* Dataset rows *

___

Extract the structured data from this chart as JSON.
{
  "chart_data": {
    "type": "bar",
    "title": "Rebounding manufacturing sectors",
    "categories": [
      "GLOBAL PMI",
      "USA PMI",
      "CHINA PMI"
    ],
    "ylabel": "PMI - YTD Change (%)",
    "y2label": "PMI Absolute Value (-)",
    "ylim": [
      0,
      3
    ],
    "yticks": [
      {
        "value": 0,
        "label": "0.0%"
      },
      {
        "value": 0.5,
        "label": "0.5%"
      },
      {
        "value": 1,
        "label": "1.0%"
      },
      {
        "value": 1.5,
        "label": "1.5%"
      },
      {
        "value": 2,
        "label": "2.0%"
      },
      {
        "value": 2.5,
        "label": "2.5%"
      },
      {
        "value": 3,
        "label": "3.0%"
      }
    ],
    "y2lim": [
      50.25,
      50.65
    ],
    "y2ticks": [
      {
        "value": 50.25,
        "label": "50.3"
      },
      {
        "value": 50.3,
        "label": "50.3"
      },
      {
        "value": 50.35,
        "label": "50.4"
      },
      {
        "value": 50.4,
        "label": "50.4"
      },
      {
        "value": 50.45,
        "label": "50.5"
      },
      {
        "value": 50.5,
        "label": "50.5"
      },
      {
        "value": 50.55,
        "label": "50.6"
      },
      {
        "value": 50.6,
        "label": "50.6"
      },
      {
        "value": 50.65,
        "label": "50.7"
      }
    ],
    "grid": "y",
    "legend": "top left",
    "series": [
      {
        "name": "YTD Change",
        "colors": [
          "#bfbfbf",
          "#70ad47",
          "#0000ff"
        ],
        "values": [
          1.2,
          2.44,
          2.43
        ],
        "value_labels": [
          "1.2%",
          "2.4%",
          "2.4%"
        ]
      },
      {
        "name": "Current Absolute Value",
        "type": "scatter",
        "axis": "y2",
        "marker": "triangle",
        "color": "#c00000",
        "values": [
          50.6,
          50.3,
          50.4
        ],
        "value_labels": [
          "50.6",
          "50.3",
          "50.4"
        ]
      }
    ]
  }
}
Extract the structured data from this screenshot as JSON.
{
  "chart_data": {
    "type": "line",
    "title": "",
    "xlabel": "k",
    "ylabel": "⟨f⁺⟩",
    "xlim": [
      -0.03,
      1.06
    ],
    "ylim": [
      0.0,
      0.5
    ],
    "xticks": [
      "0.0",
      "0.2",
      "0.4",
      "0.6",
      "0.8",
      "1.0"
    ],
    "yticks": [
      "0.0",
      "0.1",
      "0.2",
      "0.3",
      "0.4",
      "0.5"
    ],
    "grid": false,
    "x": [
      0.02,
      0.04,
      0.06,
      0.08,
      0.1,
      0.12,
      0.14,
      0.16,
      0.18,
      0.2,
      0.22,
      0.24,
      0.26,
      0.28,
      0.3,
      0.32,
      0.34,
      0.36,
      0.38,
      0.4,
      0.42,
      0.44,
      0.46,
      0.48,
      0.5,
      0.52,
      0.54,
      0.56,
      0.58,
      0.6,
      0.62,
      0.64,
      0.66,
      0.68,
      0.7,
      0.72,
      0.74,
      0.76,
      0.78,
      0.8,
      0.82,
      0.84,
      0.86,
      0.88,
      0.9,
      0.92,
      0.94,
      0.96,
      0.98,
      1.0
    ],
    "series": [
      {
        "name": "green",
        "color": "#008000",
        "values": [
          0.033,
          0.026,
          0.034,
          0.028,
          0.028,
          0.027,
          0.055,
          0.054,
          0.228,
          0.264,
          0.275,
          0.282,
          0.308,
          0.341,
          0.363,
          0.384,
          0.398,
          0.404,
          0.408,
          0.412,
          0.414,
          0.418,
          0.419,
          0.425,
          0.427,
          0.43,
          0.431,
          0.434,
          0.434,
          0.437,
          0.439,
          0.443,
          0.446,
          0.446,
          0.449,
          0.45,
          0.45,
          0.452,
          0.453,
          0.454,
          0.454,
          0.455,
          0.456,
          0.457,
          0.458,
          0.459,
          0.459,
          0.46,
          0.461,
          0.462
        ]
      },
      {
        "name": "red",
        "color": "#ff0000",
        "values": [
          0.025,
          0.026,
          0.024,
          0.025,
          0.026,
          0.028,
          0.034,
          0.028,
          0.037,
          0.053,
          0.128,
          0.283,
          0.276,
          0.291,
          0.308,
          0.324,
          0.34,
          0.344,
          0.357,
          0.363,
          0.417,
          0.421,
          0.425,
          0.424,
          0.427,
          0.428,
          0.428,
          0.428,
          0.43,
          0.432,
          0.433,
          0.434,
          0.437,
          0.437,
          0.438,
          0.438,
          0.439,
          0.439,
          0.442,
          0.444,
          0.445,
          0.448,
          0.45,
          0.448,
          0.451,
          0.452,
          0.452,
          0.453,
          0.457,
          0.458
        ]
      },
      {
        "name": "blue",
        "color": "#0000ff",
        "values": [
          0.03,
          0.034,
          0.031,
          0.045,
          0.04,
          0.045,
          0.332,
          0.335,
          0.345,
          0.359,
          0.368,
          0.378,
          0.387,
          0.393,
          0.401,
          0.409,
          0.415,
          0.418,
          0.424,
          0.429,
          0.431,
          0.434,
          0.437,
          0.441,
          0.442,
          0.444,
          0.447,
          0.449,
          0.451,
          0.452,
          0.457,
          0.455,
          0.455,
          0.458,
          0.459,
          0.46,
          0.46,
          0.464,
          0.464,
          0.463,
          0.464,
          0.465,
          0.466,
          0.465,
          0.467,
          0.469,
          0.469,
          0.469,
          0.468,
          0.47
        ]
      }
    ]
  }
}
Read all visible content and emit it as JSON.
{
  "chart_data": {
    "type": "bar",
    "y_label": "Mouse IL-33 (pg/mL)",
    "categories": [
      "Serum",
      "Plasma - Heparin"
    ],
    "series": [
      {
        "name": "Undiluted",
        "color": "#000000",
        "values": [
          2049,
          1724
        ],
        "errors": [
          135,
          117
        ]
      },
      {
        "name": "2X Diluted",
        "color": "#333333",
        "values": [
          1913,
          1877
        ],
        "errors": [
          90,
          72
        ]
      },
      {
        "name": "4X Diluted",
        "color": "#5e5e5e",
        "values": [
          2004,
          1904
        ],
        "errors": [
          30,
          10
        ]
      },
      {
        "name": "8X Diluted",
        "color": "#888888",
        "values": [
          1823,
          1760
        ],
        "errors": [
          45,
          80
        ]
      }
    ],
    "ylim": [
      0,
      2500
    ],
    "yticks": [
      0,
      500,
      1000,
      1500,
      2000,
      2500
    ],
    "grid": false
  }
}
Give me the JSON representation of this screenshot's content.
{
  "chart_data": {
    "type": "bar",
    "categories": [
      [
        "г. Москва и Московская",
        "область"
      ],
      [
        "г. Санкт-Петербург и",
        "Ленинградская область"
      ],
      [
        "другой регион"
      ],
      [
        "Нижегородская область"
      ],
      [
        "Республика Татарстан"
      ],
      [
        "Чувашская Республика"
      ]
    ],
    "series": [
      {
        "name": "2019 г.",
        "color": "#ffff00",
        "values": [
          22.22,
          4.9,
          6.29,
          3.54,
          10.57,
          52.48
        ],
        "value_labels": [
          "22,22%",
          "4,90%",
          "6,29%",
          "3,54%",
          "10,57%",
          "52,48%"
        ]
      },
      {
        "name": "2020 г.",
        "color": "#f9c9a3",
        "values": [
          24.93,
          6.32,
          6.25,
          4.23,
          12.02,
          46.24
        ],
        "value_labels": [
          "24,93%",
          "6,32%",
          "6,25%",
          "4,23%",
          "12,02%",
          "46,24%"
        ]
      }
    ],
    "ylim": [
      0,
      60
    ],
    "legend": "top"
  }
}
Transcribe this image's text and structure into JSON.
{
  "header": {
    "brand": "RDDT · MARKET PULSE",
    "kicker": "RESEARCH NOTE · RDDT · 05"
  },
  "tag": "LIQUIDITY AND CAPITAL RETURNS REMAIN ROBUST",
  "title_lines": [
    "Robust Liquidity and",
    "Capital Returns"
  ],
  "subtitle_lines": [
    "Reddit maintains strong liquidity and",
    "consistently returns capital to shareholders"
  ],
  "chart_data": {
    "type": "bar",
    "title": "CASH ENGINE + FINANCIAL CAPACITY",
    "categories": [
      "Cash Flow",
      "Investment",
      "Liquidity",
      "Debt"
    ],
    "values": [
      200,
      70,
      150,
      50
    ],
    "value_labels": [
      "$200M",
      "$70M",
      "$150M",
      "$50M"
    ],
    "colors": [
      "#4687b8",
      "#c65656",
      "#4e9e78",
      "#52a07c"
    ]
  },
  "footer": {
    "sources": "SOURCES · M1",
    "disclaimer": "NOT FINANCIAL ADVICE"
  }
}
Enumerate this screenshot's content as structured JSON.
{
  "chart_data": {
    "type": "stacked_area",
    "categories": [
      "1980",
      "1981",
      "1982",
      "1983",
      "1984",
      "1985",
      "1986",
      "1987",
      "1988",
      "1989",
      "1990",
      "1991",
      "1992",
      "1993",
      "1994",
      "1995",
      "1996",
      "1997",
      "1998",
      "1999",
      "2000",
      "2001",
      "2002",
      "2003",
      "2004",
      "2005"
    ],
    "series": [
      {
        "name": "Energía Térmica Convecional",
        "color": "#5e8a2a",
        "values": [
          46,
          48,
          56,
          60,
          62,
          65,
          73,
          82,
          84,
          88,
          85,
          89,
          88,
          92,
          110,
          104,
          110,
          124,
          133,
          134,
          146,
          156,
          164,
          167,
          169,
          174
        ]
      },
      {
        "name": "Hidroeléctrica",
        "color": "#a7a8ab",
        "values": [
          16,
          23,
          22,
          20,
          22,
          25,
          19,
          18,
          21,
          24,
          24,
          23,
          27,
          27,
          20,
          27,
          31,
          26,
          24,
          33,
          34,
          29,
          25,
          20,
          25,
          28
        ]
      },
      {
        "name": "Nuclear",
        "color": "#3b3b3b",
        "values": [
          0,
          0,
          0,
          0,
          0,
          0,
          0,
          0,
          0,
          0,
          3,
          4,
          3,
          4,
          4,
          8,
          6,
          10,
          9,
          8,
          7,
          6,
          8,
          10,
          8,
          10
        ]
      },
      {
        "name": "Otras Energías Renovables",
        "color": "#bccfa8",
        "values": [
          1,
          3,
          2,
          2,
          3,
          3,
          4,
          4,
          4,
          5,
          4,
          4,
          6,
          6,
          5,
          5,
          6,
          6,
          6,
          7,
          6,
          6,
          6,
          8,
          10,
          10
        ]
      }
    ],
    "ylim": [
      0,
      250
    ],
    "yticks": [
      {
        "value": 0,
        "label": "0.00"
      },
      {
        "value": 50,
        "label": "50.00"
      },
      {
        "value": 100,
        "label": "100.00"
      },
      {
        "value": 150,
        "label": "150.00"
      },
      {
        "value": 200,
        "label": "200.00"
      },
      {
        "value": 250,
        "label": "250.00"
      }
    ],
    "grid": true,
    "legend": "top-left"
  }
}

___

* Aim of the exercise *
Reply with only the number of lines in the material above where the string "область" appears.

* Answer *
3